Return every record below exactly as written, omitting any pictures.

════════

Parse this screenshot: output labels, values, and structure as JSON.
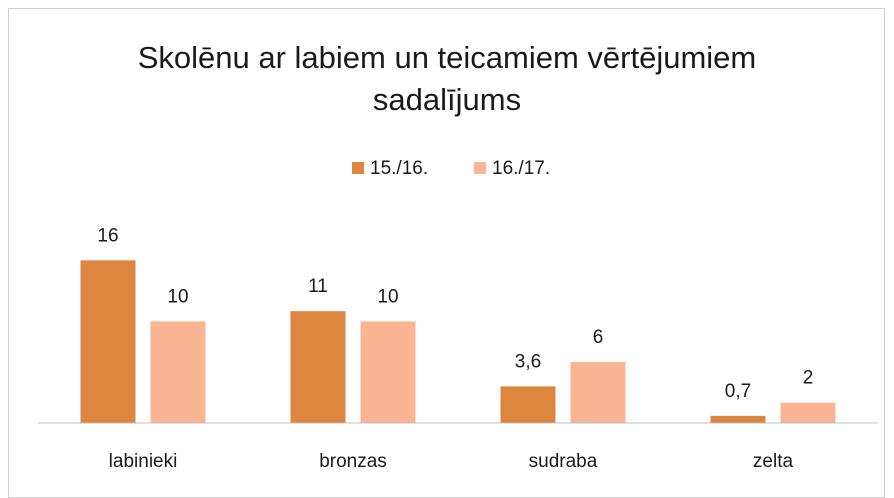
{
  "chart_data": {
    "type": "bar",
    "title": "Skolēnu ar labiem un teicamiem vērtējumiem sadalījums",
    "categories": [
      "labinieki",
      "bronzas",
      "sudraba",
      "zelta"
    ],
    "series": [
      {
        "name": "15./16.",
        "color": "#dd8640",
        "values": [
          16,
          11,
          3.6,
          0.7
        ],
        "value_labels": [
          "16",
          "11",
          "3,6",
          "0,7"
        ]
      },
      {
        "name": "16./17.",
        "color": "#f9b593",
        "values": [
          10,
          10,
          6,
          2
        ]
      }
    ],
    "ylim": [
      0,
      18
    ],
    "legend": "top"
  }
}
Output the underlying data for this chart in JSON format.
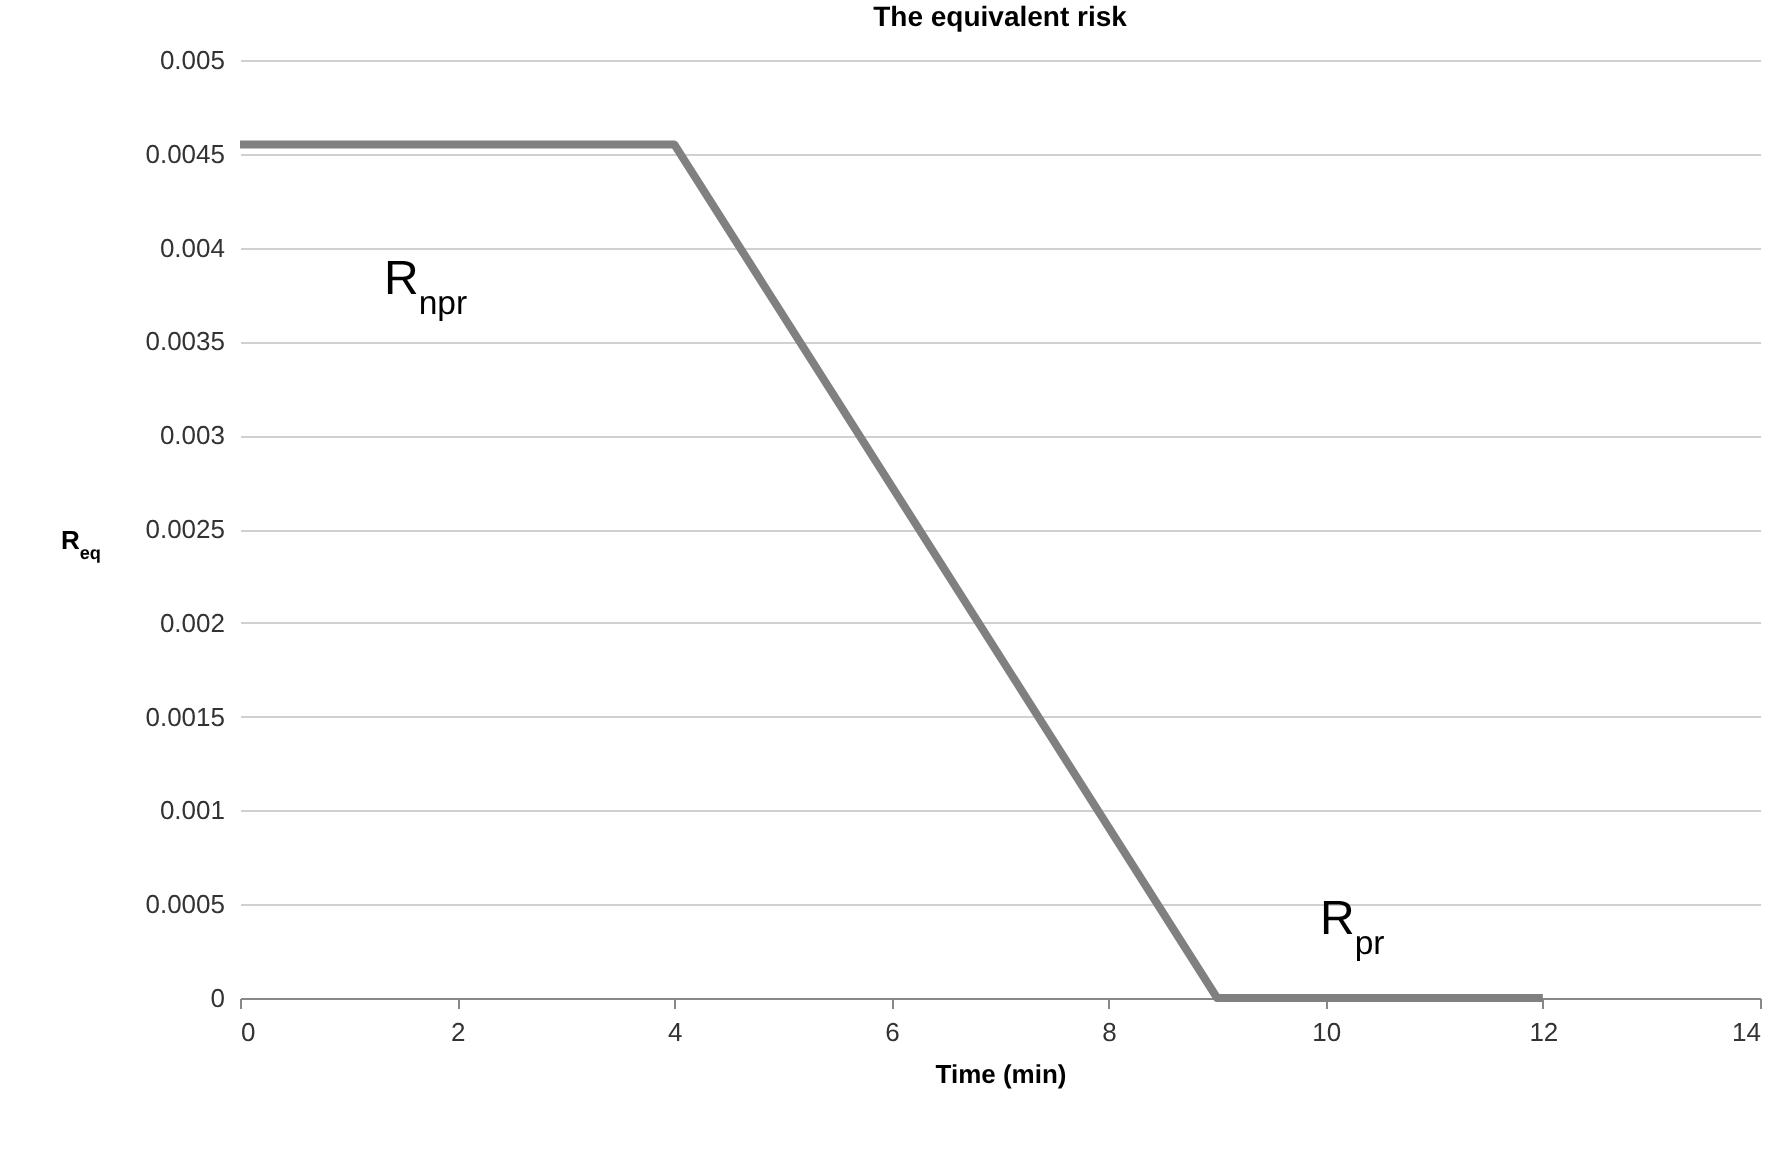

════════

__EXERCISE RESPONSE__.
Parse this screenshot: output labels, values, and structure as JSON.
{
  "chart_data": {
    "type": "bar",
    "title": "Skolēnu ar labiem un teicamiem vērtējumiem sadalījums",
    "categories": [
      "labinieki",
      "bronzas",
      "sudraba",
      "zelta"
    ],
    "series": [
      {
        "name": "15./16.",
        "color": "#dd8640",
        "values": [
          16,
          11,
          3.6,
          0.7
        ],
        "value_labels": [
          "16",
          "11",
          "3,6",
          "0,7"
        ]
      },
      {
        "name": "16./17.",
        "color": "#f9b593",
        "values": [
          10,
          10,
          6,
          2
        ]
      }
    ],
    "ylim": [
      0,
      18
    ],
    "legend": "top"
  }
}
Output the underlying data for this chart in JSON format.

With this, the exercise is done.